▶ [Dataset records]:
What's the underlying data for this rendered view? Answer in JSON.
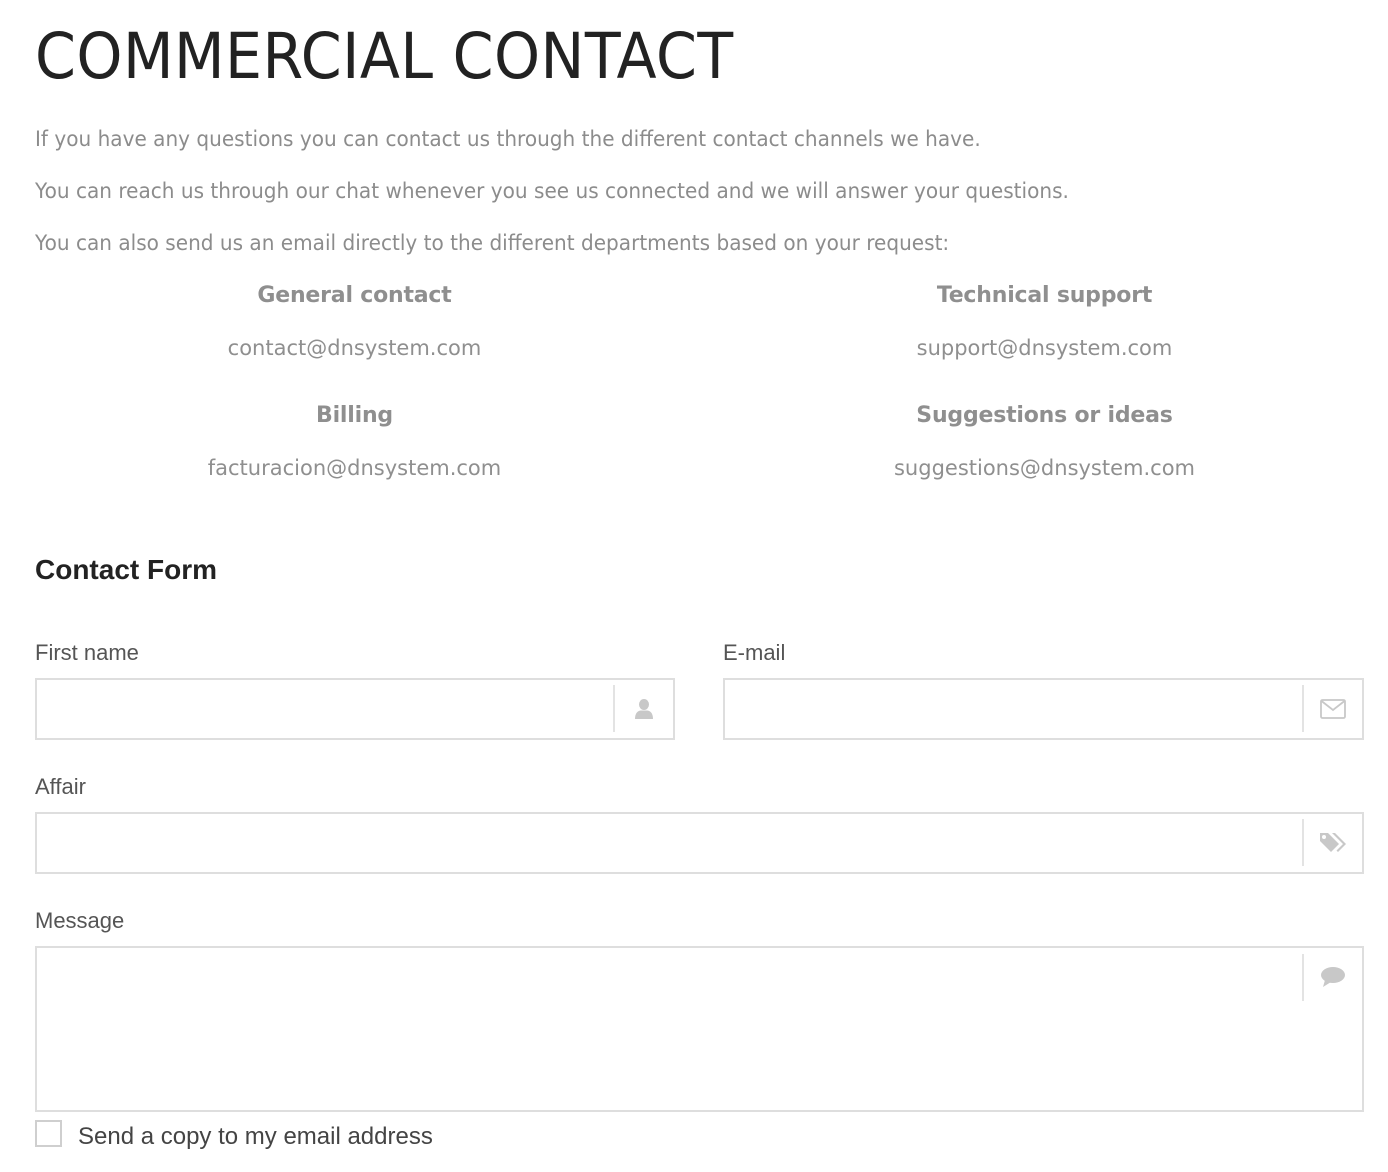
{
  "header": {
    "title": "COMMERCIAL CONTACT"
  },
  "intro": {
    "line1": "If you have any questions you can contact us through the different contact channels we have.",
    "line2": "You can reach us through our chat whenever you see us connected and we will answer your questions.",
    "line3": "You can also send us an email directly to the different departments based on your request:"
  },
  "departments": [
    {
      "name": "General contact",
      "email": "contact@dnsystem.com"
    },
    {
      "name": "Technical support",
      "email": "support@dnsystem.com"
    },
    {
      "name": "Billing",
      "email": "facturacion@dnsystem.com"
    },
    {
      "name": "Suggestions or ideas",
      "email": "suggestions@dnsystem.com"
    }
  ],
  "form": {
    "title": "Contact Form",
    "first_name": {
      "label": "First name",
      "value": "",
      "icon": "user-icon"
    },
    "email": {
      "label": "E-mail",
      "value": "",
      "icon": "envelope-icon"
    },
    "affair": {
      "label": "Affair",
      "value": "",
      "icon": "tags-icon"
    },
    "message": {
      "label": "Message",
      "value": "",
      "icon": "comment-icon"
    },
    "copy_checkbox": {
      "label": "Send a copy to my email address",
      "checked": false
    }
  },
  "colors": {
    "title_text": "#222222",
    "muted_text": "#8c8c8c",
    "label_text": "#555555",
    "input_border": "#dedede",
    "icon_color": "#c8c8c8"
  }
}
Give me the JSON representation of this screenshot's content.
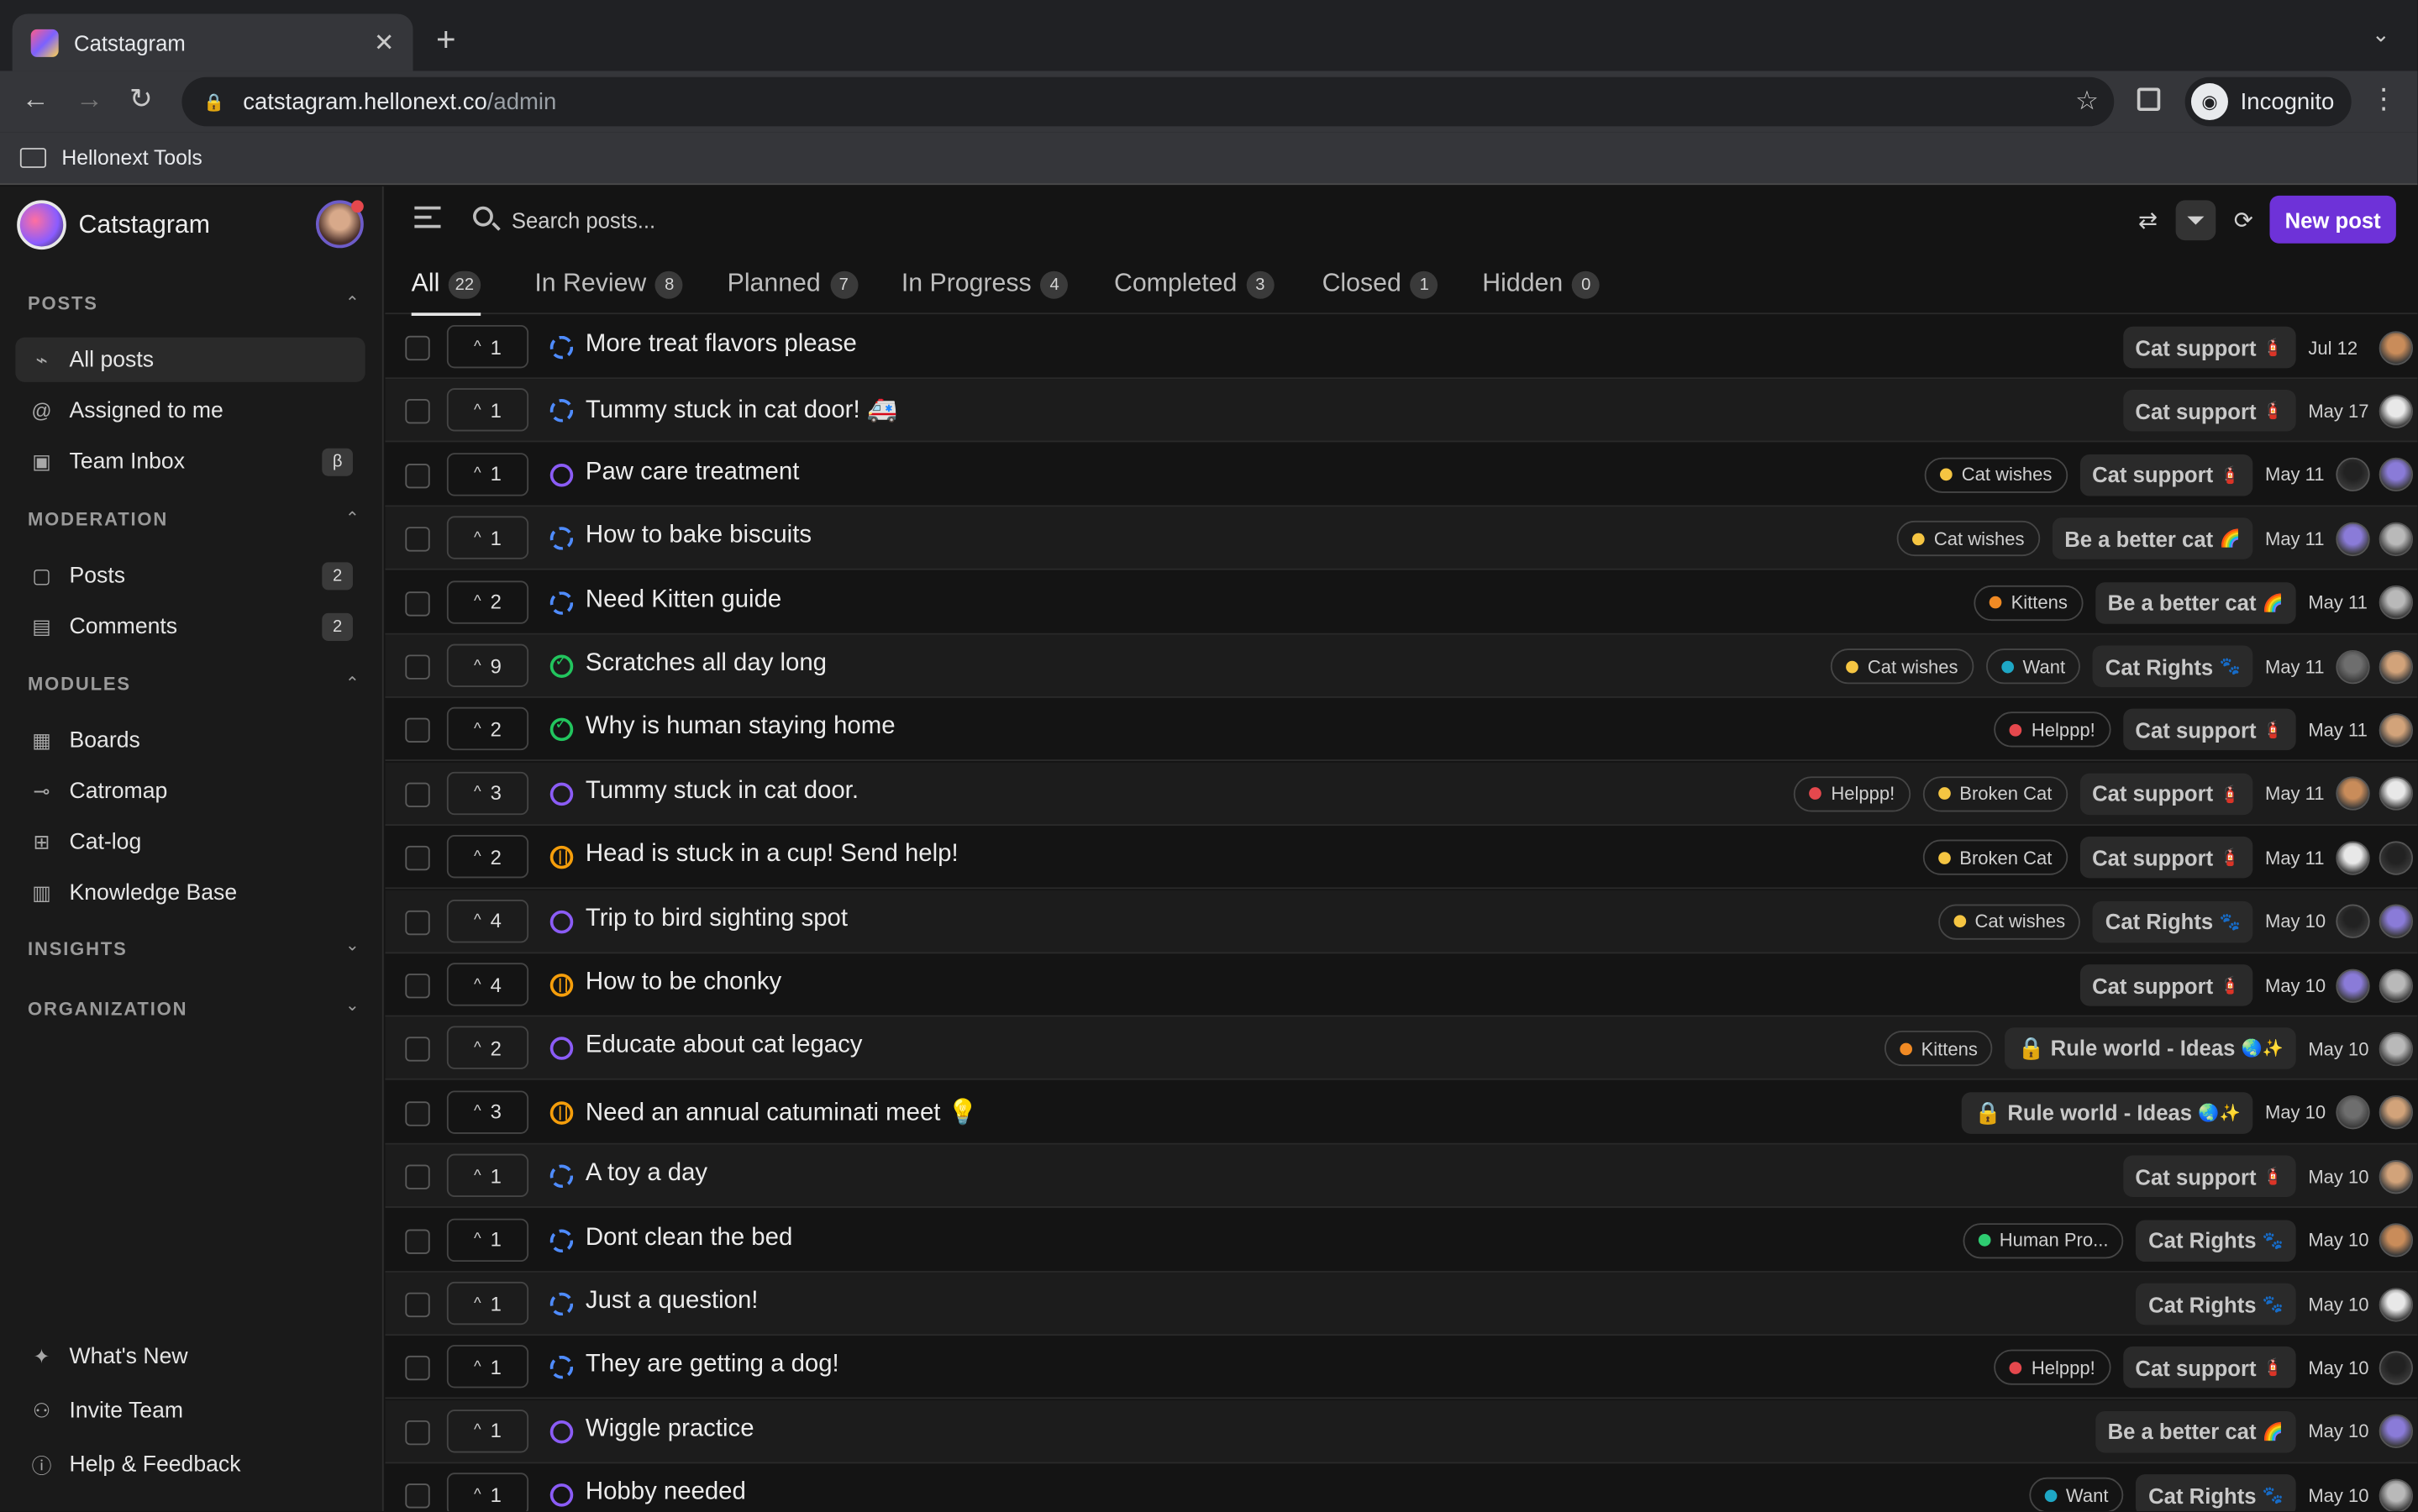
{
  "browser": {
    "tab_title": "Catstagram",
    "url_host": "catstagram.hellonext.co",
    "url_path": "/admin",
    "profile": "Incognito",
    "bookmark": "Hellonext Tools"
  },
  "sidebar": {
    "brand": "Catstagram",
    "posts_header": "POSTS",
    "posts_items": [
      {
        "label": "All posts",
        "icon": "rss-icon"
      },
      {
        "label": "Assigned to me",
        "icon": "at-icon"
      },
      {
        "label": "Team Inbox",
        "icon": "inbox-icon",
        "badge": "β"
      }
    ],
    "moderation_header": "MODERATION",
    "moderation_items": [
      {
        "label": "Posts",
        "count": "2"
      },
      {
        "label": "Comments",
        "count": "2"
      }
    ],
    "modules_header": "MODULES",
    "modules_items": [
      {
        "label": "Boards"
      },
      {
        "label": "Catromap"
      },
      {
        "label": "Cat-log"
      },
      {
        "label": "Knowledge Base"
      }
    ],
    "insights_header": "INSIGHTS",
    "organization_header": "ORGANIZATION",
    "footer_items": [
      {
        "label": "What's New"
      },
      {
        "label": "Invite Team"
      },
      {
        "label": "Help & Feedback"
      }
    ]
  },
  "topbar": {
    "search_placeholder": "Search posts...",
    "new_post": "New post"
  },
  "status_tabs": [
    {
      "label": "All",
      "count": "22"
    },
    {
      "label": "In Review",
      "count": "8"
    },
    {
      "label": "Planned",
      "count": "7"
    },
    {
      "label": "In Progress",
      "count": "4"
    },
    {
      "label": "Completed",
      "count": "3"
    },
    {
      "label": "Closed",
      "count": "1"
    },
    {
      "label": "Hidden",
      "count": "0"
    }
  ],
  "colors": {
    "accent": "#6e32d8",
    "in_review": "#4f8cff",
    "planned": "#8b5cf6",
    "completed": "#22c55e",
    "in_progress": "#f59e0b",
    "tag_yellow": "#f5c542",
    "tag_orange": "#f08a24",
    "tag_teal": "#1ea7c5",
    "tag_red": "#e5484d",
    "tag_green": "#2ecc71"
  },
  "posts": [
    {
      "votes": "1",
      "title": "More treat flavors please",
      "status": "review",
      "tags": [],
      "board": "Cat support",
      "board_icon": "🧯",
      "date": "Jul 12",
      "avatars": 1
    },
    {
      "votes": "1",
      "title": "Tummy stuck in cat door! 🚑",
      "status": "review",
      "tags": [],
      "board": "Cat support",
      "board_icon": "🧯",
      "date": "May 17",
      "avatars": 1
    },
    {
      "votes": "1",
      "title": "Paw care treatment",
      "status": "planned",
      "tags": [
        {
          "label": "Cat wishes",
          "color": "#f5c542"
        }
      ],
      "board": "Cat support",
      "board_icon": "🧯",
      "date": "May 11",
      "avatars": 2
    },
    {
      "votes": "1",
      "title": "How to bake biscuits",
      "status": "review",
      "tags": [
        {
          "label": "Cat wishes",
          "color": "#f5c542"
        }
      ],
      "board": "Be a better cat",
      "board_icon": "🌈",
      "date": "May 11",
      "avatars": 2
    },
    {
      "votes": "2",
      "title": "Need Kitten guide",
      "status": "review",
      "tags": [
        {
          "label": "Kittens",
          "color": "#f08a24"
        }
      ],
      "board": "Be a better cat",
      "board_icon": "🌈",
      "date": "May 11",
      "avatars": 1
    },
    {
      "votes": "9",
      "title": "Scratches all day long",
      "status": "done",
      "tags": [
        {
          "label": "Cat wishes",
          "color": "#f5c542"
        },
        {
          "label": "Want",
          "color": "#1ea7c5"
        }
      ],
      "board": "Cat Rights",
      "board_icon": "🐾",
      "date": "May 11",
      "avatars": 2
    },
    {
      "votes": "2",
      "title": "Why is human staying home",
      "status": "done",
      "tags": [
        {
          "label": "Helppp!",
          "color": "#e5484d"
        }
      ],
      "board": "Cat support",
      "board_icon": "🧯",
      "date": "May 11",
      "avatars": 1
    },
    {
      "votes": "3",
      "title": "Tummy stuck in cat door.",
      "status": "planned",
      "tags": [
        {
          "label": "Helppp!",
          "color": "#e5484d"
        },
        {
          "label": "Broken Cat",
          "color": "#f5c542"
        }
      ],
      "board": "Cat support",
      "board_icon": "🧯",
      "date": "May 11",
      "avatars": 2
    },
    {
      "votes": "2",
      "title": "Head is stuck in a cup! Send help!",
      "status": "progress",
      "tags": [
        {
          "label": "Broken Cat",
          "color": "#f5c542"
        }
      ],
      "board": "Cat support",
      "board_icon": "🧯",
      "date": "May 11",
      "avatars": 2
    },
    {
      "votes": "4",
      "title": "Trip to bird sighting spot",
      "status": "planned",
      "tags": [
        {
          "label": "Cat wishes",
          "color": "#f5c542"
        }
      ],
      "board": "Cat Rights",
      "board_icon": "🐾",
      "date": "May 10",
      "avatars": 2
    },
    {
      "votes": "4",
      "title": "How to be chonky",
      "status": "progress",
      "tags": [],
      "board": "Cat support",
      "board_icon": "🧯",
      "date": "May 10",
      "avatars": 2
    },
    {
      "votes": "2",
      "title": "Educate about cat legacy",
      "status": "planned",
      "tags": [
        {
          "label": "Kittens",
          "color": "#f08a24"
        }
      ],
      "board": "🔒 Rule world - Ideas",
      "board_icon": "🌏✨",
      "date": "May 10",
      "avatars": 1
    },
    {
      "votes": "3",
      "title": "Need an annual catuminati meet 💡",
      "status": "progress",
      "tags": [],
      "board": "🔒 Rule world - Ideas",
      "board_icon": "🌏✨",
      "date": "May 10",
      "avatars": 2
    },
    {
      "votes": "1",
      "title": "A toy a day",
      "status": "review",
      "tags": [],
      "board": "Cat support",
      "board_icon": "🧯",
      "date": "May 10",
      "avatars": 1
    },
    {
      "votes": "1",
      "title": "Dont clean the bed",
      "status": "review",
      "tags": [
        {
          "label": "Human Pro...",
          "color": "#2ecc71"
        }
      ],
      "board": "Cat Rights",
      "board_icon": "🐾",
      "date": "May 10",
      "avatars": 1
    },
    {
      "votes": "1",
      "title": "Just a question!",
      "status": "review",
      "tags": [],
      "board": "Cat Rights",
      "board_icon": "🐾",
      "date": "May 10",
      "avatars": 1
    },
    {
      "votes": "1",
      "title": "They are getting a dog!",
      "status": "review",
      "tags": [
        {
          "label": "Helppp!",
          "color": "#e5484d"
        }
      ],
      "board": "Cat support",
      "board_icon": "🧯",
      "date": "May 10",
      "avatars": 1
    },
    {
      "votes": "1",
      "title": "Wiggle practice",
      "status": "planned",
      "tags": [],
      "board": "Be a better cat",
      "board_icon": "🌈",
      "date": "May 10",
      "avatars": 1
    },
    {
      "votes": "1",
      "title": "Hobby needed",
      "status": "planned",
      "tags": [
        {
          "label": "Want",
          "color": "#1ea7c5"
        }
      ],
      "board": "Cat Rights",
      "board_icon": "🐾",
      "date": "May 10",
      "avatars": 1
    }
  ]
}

▶ [YOUR INSTRUCTIONS]:
Filter the listing above for the string "count" and copy every matching line.

▶ [ANSWER TO THE EXERCISE]:
        "count": "2"
        "count": "2"
      "count": "22"
      "count": "8"
      "count": "7"
      "count": "4"
      "count": "3"
      "count": "1"
      "count": "0"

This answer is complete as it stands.